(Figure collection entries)
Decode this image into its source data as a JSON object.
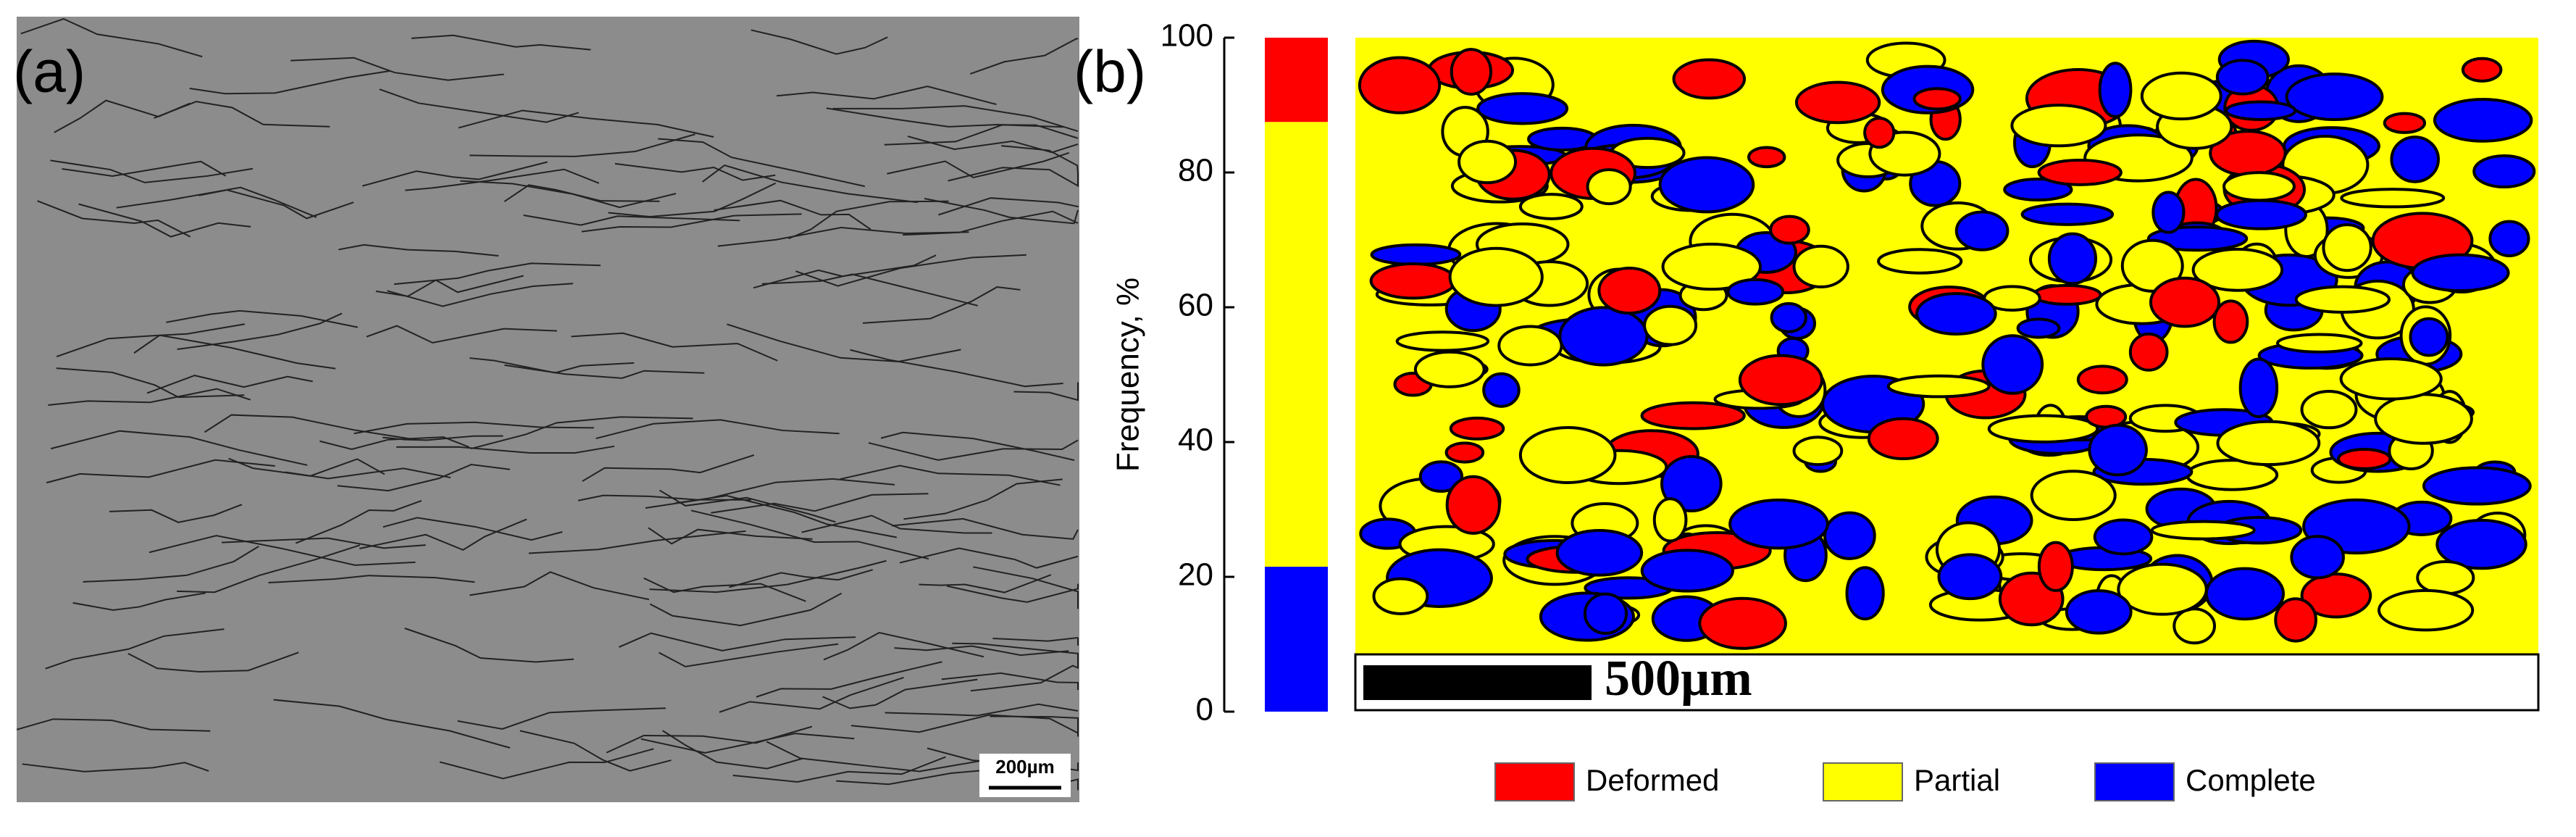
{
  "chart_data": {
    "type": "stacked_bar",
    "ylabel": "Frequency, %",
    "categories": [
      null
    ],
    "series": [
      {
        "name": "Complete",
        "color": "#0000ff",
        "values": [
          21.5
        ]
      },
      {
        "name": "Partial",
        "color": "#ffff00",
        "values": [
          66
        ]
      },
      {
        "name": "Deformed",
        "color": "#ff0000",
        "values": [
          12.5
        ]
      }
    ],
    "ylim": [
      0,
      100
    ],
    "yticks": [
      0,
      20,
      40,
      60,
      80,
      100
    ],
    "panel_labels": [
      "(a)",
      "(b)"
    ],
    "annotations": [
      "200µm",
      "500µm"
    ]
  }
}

**WHAT IS EXPECTED:**
Would you return the data exactly as written, without the pictures?

**TASK SOLUTION:**
Decode this image into its source data as a JSON object.
{
  "chart_data": {
    "type": "stacked_bar",
    "ylabel": "Frequency, %",
    "categories": [
      null
    ],
    "series": [
      {
        "name": "Complete",
        "color": "#0000ff",
        "values": [
          21.5
        ]
      },
      {
        "name": "Partial",
        "color": "#ffff00",
        "values": [
          66
        ]
      },
      {
        "name": "Deformed",
        "color": "#ff0000",
        "values": [
          12.5
        ]
      }
    ],
    "ylim": [
      0,
      100
    ],
    "yticks": [
      0,
      20,
      40,
      60,
      80,
      100
    ],
    "panel_labels": [
      "(a)",
      "(b)"
    ],
    "annotations": [
      "200µm",
      "500µm"
    ]
  }
}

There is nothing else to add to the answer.